> AIM:
Search the listing below for the string "PreyDelivery" and show each line that contains it.

Dataset records:
>> BEGIN

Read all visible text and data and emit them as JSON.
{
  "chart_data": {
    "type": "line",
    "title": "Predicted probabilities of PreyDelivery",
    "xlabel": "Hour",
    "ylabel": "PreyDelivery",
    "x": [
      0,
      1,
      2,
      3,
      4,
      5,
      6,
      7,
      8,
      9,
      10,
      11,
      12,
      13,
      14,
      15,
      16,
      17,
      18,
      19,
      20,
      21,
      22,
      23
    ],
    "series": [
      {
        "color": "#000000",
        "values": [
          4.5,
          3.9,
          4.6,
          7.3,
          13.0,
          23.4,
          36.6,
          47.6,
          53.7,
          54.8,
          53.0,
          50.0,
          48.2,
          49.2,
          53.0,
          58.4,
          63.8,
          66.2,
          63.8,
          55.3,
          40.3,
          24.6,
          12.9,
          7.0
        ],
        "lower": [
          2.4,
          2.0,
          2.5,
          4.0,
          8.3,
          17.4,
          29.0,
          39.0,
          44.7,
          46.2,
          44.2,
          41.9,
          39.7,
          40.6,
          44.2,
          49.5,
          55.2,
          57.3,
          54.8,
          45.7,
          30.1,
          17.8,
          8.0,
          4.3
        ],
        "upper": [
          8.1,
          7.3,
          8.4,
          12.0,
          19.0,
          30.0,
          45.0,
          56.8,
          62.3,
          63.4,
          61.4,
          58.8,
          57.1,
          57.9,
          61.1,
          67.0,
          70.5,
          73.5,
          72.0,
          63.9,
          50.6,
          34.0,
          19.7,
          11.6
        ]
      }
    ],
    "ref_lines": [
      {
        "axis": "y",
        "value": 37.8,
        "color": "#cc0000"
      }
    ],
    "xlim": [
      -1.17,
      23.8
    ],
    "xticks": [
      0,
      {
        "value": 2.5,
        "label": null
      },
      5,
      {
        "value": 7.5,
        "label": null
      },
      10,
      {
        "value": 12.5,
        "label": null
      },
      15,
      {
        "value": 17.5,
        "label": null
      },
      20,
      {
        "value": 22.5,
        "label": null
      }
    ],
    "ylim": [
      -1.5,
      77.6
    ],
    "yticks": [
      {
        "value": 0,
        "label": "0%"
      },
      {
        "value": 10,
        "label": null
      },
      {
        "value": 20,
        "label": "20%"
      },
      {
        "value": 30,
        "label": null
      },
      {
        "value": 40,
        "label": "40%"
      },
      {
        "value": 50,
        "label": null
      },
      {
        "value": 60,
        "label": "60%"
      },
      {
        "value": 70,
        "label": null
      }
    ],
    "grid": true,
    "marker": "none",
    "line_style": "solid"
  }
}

>> END

> RESPONSE TO THIS TASK:
    "title": "Predicted probabilities of PreyDelivery",
    "ylabel": "PreyDelivery",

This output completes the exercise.